EXERCISE DIRECTIONS ::
Output every line below without omitting or altering anything.

DATA RECORDS ::

++++++++++

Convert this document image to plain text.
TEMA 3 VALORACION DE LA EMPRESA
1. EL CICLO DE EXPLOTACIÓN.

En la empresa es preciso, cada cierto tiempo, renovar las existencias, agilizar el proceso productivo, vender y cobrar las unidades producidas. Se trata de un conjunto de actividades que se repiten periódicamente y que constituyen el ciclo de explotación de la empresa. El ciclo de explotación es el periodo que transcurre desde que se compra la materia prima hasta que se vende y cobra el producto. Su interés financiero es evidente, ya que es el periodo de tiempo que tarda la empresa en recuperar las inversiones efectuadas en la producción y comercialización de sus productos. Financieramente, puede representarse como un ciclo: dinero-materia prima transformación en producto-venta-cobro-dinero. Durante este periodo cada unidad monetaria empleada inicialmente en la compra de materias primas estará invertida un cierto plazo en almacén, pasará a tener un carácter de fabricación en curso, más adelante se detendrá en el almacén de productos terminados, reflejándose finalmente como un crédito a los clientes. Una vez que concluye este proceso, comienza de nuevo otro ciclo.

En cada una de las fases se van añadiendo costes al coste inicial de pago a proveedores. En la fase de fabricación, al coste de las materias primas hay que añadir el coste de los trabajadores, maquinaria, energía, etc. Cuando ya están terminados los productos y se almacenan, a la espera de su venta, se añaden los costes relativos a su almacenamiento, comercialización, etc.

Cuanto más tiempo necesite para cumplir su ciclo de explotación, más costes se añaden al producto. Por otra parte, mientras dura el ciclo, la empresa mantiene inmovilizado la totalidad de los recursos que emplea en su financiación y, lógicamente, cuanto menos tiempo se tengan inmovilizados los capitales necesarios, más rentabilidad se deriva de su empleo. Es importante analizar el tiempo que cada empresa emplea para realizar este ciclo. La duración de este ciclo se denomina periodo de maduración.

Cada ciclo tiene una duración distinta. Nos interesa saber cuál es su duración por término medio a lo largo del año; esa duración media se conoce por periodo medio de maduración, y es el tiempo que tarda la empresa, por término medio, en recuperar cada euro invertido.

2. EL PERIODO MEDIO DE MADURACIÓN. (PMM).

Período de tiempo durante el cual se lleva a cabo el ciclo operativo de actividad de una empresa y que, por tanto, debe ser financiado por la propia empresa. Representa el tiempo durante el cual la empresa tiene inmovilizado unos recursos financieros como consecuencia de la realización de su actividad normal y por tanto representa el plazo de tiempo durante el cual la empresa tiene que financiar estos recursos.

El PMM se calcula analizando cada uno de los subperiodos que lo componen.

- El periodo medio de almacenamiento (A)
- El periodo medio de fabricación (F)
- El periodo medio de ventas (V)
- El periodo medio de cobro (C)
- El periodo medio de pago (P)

++++++++++

ANSWER TO THIS PROBLEM ::
Convert this document image to plain text.
TEMA 3 VALORACION DE LA EMPRESA
1. EL CICLO DE EXPLOTACIÓN.

En la empresa es preciso, cada cierto tiempo, renovar las existencias, agilizar el proceso productivo, vender y cobrar las unidades producidas. Se trata de un conjunto de actividades que se repiten periódicamente y que constituyen el ciclo de explotación de la empresa. El ciclo de explotación es el periodo que transcurre desde que se compra la materia prima hasta que se vende y cobra el producto. Su interés financiero es evidente, ya que es el periodo de tiempo que tarda la empresa en recuperar las inversiones efectuadas en la producción y comercialización de sus productos. Financieramente, puede representarse como un ciclo: dinero-materia prima transformación en producto-venta-cobro-dinero. Durante este periodo cada unidad monetaria empleada inicialmente en la compra de materias primas estará invertida un cierto plazo en almacén, pasará a tener un carácter de fabricación en curso, más adelante se detendrá en el almacén de productos terminados, reflejándose finalmente como un crédito a los clientes. Una vez que concluye este proceso, comienza de nuevo otro ciclo.

En cada una de las fases se van añadiendo costes al coste inicial de pago a proveedores. En la fase de fabricación, al coste de las materias primas hay que añadir el coste de los trabajadores, maquinaria, energía, etc. Cuando ya están terminados los productos y se almacenan, a la espera de su venta, se añaden los costes relativos a su almacenamiento, comercialización, etc.

Cuanto más tiempo necesite para cumplir su ciclo de explotación, más costes se añaden al producto. Por otra parte, mientras dura el ciclo, la empresa mantiene inmovilizado la totalidad de los recursos que emplea en su financiación y, lógicamente, cuanto menos tiempo se tengan inmovilizados los capitales necesarios, más rentabilidad se deriva de su empleo. Es importante analizar el tiempo que cada empresa emplea para realizar este ciclo. La duración de este ciclo se denomina periodo de maduración.

Cada ciclo tiene una duración distinta. Nos interesa saber cuál es su duración por término medio a lo largo del año; esa duración media se conoce por periodo medio de maduración, y es el tiempo que tarda la empresa, por término medio, en recuperar cada euro invertido.

2. EL PERIODO MEDIO DE MADURACIÓN. (PMM).

Período de tiempo durante el cual se lleva a cabo el ciclo operativo de actividad de una empresa y que, por tanto, debe ser financiado por la propia empresa. Representa el tiempo durante el cual la empresa tiene inmovilizado unos recursos financieros como consecuencia de la realización de su actividad normal y por tanto representa el plazo de tiempo durante el cual la empresa tiene que financiar estos recursos.

El PMM se calcula analizando cada uno de los subperiodos que lo componen.

- El periodo medio de almacenamiento (A)
- El periodo medio de fabricación (F)
- El periodo medio de ventas (V)
- El periodo medio de cobro (C)
- El periodo medio de pago (P)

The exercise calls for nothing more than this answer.